Written instruction:
Go through the data and copy every line exactly, but not the images.
##### Given data #####
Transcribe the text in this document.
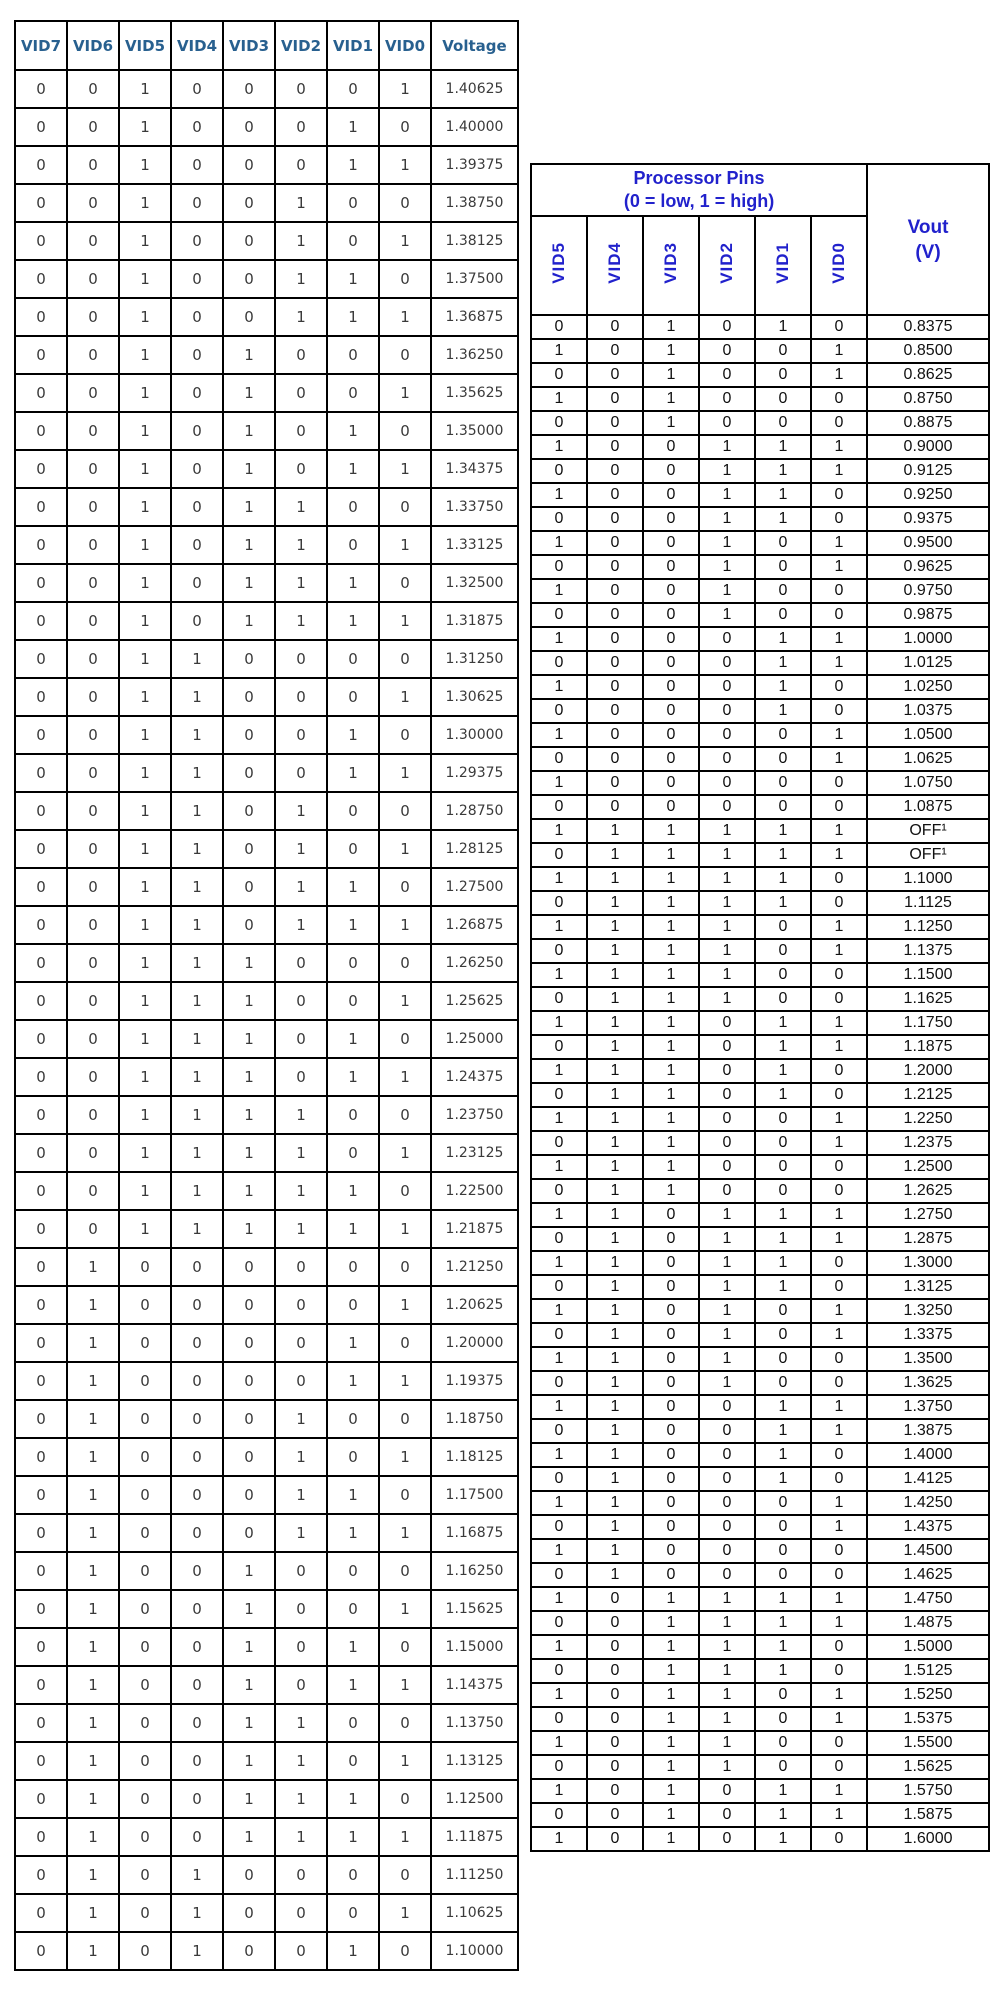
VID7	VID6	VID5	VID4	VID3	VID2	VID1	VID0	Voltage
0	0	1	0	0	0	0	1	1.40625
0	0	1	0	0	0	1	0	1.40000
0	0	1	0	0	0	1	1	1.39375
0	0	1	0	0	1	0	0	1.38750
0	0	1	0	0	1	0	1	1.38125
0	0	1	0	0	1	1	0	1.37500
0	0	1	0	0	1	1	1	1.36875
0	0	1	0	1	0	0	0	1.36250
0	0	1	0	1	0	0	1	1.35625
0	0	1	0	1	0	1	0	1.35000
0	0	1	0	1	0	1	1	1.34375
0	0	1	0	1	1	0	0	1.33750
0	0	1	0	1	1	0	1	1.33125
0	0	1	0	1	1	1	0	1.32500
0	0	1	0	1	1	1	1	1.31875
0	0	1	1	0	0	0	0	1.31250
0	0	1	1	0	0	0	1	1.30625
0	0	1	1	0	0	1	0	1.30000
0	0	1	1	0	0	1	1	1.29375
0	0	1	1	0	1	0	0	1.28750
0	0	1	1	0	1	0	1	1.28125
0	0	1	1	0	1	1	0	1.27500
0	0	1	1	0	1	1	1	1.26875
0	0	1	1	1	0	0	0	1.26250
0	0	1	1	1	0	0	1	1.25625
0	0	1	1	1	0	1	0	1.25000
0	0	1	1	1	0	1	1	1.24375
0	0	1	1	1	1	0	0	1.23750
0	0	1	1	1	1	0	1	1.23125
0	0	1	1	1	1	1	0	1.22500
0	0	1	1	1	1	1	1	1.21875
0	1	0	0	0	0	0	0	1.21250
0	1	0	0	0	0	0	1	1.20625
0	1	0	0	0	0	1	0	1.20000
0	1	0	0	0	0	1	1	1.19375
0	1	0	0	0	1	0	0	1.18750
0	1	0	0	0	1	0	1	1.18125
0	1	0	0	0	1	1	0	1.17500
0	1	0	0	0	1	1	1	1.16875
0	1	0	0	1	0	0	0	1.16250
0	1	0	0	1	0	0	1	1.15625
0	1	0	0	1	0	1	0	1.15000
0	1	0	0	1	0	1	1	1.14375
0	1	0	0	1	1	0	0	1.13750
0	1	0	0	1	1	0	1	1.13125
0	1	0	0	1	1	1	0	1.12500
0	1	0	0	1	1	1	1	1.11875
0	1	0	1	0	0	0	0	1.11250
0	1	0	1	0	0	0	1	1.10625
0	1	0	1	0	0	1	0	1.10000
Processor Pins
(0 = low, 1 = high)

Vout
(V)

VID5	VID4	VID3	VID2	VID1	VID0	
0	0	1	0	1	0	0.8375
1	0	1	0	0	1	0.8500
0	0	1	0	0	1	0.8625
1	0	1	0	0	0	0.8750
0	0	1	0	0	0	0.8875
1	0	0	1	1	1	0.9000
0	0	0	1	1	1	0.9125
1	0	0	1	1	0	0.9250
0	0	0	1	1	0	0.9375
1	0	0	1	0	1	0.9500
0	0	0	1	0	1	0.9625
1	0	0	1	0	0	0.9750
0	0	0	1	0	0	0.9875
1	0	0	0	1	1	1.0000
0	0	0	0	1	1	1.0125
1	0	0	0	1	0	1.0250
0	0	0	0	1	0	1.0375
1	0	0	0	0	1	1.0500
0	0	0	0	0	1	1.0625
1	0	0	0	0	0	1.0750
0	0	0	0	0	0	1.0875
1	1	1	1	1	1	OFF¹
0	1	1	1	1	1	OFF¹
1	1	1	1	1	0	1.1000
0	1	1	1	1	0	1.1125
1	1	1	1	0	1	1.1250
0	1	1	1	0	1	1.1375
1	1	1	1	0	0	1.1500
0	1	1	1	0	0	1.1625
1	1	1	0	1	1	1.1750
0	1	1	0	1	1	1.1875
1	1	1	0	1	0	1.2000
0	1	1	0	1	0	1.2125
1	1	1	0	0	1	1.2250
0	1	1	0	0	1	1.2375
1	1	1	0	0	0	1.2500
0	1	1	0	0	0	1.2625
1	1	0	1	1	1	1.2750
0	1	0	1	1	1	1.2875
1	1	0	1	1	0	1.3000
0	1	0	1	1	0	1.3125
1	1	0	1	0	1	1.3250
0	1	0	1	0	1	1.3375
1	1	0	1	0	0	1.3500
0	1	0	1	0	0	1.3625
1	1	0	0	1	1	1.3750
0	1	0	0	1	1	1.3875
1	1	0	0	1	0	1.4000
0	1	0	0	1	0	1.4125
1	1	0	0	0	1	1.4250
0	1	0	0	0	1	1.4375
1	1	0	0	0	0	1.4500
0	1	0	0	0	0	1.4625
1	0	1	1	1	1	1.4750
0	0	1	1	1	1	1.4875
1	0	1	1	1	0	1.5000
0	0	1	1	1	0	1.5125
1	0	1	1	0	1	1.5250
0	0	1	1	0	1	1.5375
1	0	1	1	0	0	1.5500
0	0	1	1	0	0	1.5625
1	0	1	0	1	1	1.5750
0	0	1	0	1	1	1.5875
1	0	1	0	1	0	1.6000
#####
Complete answer:
Transcribe the text in this document.
VID7	VID6	VID5	VID4	VID3	VID2	VID1	VID0	Voltage
0	0	1	0	0	0	0	1	1.40625
0	0	1	0	0	0	1	0	1.40000
0	0	1	0	0	0	1	1	1.39375
0	0	1	0	0	1	0	0	1.38750
0	0	1	0	0	1	0	1	1.38125
0	0	1	0	0	1	1	0	1.37500
0	0	1	0	0	1	1	1	1.36875
0	0	1	0	1	0	0	0	1.36250
0	0	1	0	1	0	0	1	1.35625
0	0	1	0	1	0	1	0	1.35000
0	0	1	0	1	0	1	1	1.34375
0	0	1	0	1	1	0	0	1.33750
0	0	1	0	1	1	0	1	1.33125
0	0	1	0	1	1	1	0	1.32500
0	0	1	0	1	1	1	1	1.31875
0	0	1	1	0	0	0	0	1.31250
0	0	1	1	0	0	0	1	1.30625
0	0	1	1	0	0	1	0	1.30000
0	0	1	1	0	0	1	1	1.29375
0	0	1	1	0	1	0	0	1.28750
0	0	1	1	0	1	0	1	1.28125
0	0	1	1	0	1	1	0	1.27500
0	0	1	1	0	1	1	1	1.26875
0	0	1	1	1	0	0	0	1.26250
0	0	1	1	1	0	0	1	1.25625
0	0	1	1	1	0	1	0	1.25000
0	0	1	1	1	0	1	1	1.24375
0	0	1	1	1	1	0	0	1.23750
0	0	1	1	1	1	0	1	1.23125
0	0	1	1	1	1	1	0	1.22500
0	0	1	1	1	1	1	1	1.21875
0	1	0	0	0	0	0	0	1.21250
0	1	0	0	0	0	0	1	1.20625
0	1	0	0	0	0	1	0	1.20000
0	1	0	0	0	0	1	1	1.19375
0	1	0	0	0	1	0	0	1.18750
0	1	0	0	0	1	0	1	1.18125
0	1	0	0	0	1	1	0	1.17500
0	1	0	0	0	1	1	1	1.16875
0	1	0	0	1	0	0	0	1.16250
0	1	0	0	1	0	0	1	1.15625
0	1	0	0	1	0	1	0	1.15000
0	1	0	0	1	0	1	1	1.14375
0	1	0	0	1	1	0	0	1.13750
0	1	0	0	1	1	0	1	1.13125
0	1	0	0	1	1	1	0	1.12500
0	1	0	0	1	1	1	1	1.11875
0	1	0	1	0	0	0	0	1.11250
0	1	0	1	0	0	0	1	1.10625
0	1	0	1	0	0	1	0	1.10000
Processor Pins
(0 = low, 1 = high)

Vout
(V)

VID5	VID4	VID3	VID2	VID1	VID0	
0	0	1	0	1	0	0.8375
1	0	1	0	0	1	0.8500
0	0	1	0	0	1	0.8625
1	0	1	0	0	0	0.8750
0	0	1	0	0	0	0.8875
1	0	0	1	1	1	0.9000
0	0	0	1	1	1	0.9125
1	0	0	1	1	0	0.9250
0	0	0	1	1	0	0.9375
1	0	0	1	0	1	0.9500
0	0	0	1	0	1	0.9625
1	0	0	1	0	0	0.9750
0	0	0	1	0	0	0.9875
1	0	0	0	1	1	1.0000
0	0	0	0	1	1	1.0125
1	0	0	0	1	0	1.0250
0	0	0	0	1	0	1.0375
1	0	0	0	0	1	1.0500
0	0	0	0	0	1	1.0625
1	0	0	0	0	0	1.0750
0	0	0	0	0	0	1.0875
1	1	1	1	1	1	OFF¹
0	1	1	1	1	1	OFF¹
1	1	1	1	1	0	1.1000
0	1	1	1	1	0	1.1125
1	1	1	1	0	1	1.1250
0	1	1	1	0	1	1.1375
1	1	1	1	0	0	1.1500
0	1	1	1	0	0	1.1625
1	1	1	0	1	1	1.1750
0	1	1	0	1	1	1.1875
1	1	1	0	1	0	1.2000
0	1	1	0	1	0	1.2125
1	1	1	0	0	1	1.2250
0	1	1	0	0	1	1.2375
1	1	1	0	0	0	1.2500
0	1	1	0	0	0	1.2625
1	1	0	1	1	1	1.2750
0	1	0	1	1	1	1.2875
1	1	0	1	1	0	1.3000
0	1	0	1	1	0	1.3125
1	1	0	1	0	1	1.3250
0	1	0	1	0	1	1.3375
1	1	0	1	0	0	1.3500
0	1	0	1	0	0	1.3625
1	1	0	0	1	1	1.3750
0	1	0	0	1	1	1.3875
1	1	0	0	1	0	1.4000
0	1	0	0	1	0	1.4125
1	1	0	0	0	1	1.4250
0	1	0	0	0	1	1.4375
1	1	0	0	0	0	1.4500
0	1	0	0	0	0	1.4625
1	0	1	1	1	1	1.4750
0	0	1	1	1	1	1.4875
1	0	1	1	1	0	1.5000
0	0	1	1	1	0	1.5125
1	0	1	1	0	1	1.5250
0	0	1	1	0	1	1.5375
1	0	1	1	0	0	1.5500
0	0	1	1	0	0	1.5625
1	0	1	0	1	1	1.5750
0	0	1	0	1	1	1.5875
1	0	1	0	1	0	1.6000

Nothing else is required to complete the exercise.